#### Problem statement
Return the count of lines that hold the string "object", with no other words.

#### Figure contents as structured data

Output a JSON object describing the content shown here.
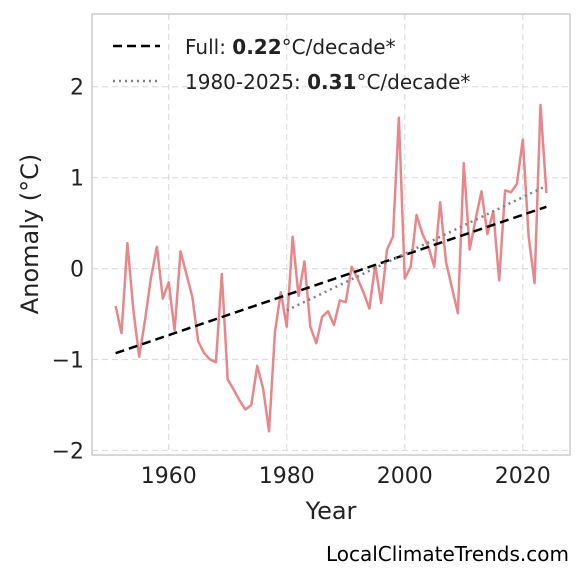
{
  "chart_data": {
    "type": "line",
    "xlabel": "Year",
    "ylabel": "Anomaly (°C)",
    "xlim": [
      1947,
      2028
    ],
    "ylim": [
      -2.05,
      2.8
    ],
    "x_ticks": [
      1960,
      1980,
      2000,
      2020
    ],
    "y_ticks": [
      -2,
      -1,
      0,
      1,
      2
    ],
    "y_tick_labels": [
      "−2",
      "−1",
      "0",
      "1",
      "2"
    ],
    "grid": true,
    "legend_position": "top-left",
    "colors": {
      "anomaly": "#e8878b",
      "full_trend": "#000000",
      "recent_trend": "#808080",
      "grid": "#dddddd",
      "frame": "#cccccc"
    },
    "series": [
      {
        "kind": "anomaly",
        "x": [
          1951,
          1952,
          1953,
          1954,
          1955,
          1956,
          1957,
          1958,
          1959,
          1960,
          1961,
          1962,
          1963,
          1964,
          1965,
          1966,
          1967,
          1968,
          1969,
          1970,
          1971,
          1972,
          1973,
          1974,
          1975,
          1976,
          1977,
          1978,
          1979,
          1980,
          1981,
          1982,
          1983,
          1984,
          1985,
          1986,
          1987,
          1988,
          1989,
          1990,
          1991,
          1992,
          1993,
          1994,
          1995,
          1996,
          1997,
          1998,
          1999,
          2000,
          2001,
          2002,
          2003,
          2004,
          2005,
          2006,
          2007,
          2008,
          2009,
          2010,
          2011,
          2012,
          2013,
          2014,
          2015,
          2016,
          2017,
          2018,
          2019,
          2020,
          2021,
          2022,
          2023,
          2024
        ],
        "y": [
          -0.41,
          -0.71,
          0.28,
          -0.45,
          -0.97,
          -0.56,
          -0.1,
          0.24,
          -0.33,
          -0.15,
          -0.68,
          0.19,
          -0.06,
          -0.31,
          -0.8,
          -0.93,
          -1.0,
          -1.03,
          -0.06,
          -1.22,
          -1.33,
          -1.45,
          -1.55,
          -1.5,
          -1.07,
          -1.32,
          -1.79,
          -0.7,
          -0.26,
          -0.64,
          0.35,
          -0.3,
          0.08,
          -0.64,
          -0.82,
          -0.53,
          -0.47,
          -0.62,
          -0.35,
          -0.37,
          0.02,
          -0.11,
          -0.26,
          -0.44,
          0.04,
          -0.38,
          0.21,
          0.35,
          1.66,
          -0.11,
          0.02,
          0.59,
          0.38,
          0.24,
          0.02,
          0.73,
          0.07,
          -0.21,
          -0.49,
          1.16,
          0.21,
          0.54,
          0.85,
          0.38,
          0.63,
          -0.13,
          0.86,
          0.84,
          0.93,
          1.42,
          0.35,
          -0.16,
          1.8,
          0.83
        ]
      },
      {
        "kind": "full_trend",
        "label": "Full: ",
        "rate": "0.22",
        "unit": "°C/decade*",
        "x": [
          1951,
          2024
        ],
        "y": [
          -0.93,
          0.68
        ]
      },
      {
        "kind": "recent_trend",
        "label": "1980-2025: ",
        "rate": "0.31",
        "unit": "°C/decade*",
        "x": [
          1980,
          2024
        ],
        "y": [
          -0.46,
          0.91
        ]
      }
    ]
  },
  "watermark": "LocalClimateTrends.com"
}
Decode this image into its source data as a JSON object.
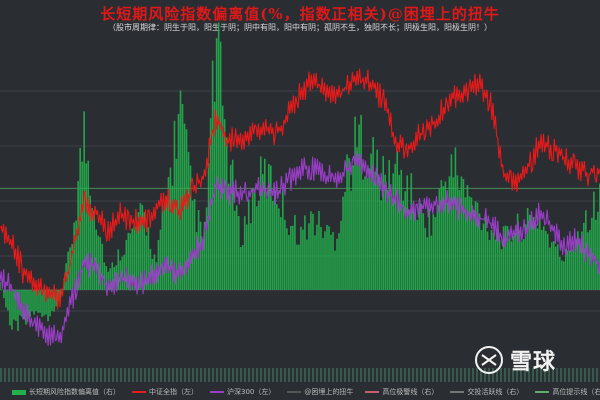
{
  "header": {
    "title": "长短期风险指数偏离值(%，指数正相关)@困埋上的扭牛",
    "subtitle": "（股市周期律：阴生于阳，阳生于阴；阴中有阳，阳中有阴；孤阴不生，独阳不长；阴极生阳，阳极生阴！）"
  },
  "watermark": {
    "text": "雪球",
    "icon": "snowball-logo-icon"
  },
  "colors": {
    "background": "#2a2d32",
    "bars": "#22b14c",
    "red_series": "#e81a1a",
    "purple_series": "#9a3ec8",
    "grid": "#3e434a",
    "ref_line": "#5fae6b"
  },
  "legend": [
    {
      "label": "长短期风险指数偏离值（右）",
      "type": "box",
      "color": "#22b14c"
    },
    {
      "label": "中证全指（左）",
      "type": "line",
      "color": "#e81a1a"
    },
    {
      "label": "沪深300（左）",
      "type": "line",
      "color": "#9a3ec8"
    },
    {
      "label": "@困埋上的扭牛",
      "type": "line",
      "color": "#555555"
    },
    {
      "label": "高位极警线（右）",
      "type": "line",
      "color": "#c06070"
    },
    {
      "label": "交投活跃线（右）",
      "type": "line",
      "color": "#777777"
    },
    {
      "label": "高位提示线（右）",
      "type": "line",
      "color": "#5fae6b"
    }
  ],
  "chart_data": {
    "type": "line",
    "title": "长短期风险指数偏离值(%，指数正相关)@困埋上的扭牛",
    "axes_labels_shown": false,
    "grid": true,
    "legend_position": "bottom",
    "x_domain": [
      0,
      100
    ],
    "y_domain_left": [
      0,
      100
    ],
    "y_domain_right": [
      -30,
      100
    ],
    "series": [
      {
        "name": "中证全指（左）",
        "axis": "left",
        "kind": "line",
        "x": [
          0,
          2,
          4,
          6,
          8,
          10,
          12,
          14,
          16,
          18,
          20,
          22,
          24,
          26,
          28,
          30,
          32,
          34,
          36,
          38,
          40,
          42,
          44,
          46,
          48,
          50,
          52,
          54,
          56,
          58,
          60,
          62,
          64,
          66,
          68,
          70,
          72,
          74,
          76,
          78,
          80,
          82,
          84,
          86,
          88,
          90,
          92,
          94,
          96,
          98,
          100
        ],
        "values": [
          44,
          40,
          30,
          27,
          25,
          21,
          35,
          52,
          48,
          43,
          48,
          46,
          45,
          50,
          53,
          49,
          55,
          60,
          77,
          70,
          71,
          72,
          74,
          72,
          78,
          85,
          88,
          86,
          84,
          87,
          90,
          87,
          82,
          70,
          67,
          72,
          75,
          80,
          84,
          86,
          88,
          80,
          60,
          58,
          62,
          70,
          68,
          65,
          63,
          60,
          61
        ]
      },
      {
        "name": "沪深300（左）",
        "axis": "left",
        "kind": "line",
        "x": [
          0,
          2,
          4,
          6,
          8,
          10,
          12,
          14,
          16,
          18,
          20,
          22,
          24,
          26,
          28,
          30,
          32,
          34,
          36,
          38,
          40,
          42,
          44,
          46,
          48,
          50,
          52,
          54,
          56,
          58,
          60,
          62,
          64,
          66,
          68,
          70,
          72,
          74,
          76,
          78,
          80,
          82,
          84,
          86,
          88,
          90,
          92,
          94,
          96,
          98,
          100
        ],
        "values": [
          28,
          26,
          18,
          14,
          12,
          10,
          22,
          34,
          31,
          26,
          29,
          28,
          27,
          30,
          32,
          30,
          36,
          40,
          58,
          54,
          55,
          55,
          56,
          54,
          58,
          62,
          62,
          60,
          58,
          62,
          64,
          60,
          56,
          52,
          49,
          50,
          51,
          52,
          50,
          48,
          47,
          45,
          40,
          42,
          44,
          48,
          44,
          38,
          40,
          36,
          33
        ]
      },
      {
        "name": "长短期风险指数偏离值（右）",
        "axis": "right",
        "kind": "bar",
        "x": [
          0,
          2,
          4,
          6,
          8,
          10,
          12,
          14,
          16,
          18,
          20,
          22,
          24,
          26,
          28,
          30,
          32,
          34,
          36,
          38,
          40,
          42,
          44,
          46,
          48,
          50,
          52,
          54,
          56,
          58,
          60,
          62,
          64,
          66,
          68,
          70,
          72,
          74,
          76,
          78,
          80,
          82,
          84,
          86,
          88,
          90,
          92,
          94,
          96,
          98,
          100
        ],
        "values": [
          3,
          -16,
          -12,
          -8,
          -10,
          -4,
          20,
          62,
          30,
          6,
          15,
          22,
          30,
          10,
          40,
          72,
          36,
          18,
          95,
          55,
          20,
          35,
          45,
          40,
          28,
          22,
          28,
          24,
          20,
          48,
          60,
          52,
          42,
          48,
          40,
          30,
          26,
          42,
          48,
          36,
          30,
          24,
          20,
          24,
          26,
          28,
          18,
          12,
          22,
          30,
          35
        ]
      }
    ]
  }
}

#### Problem solution
2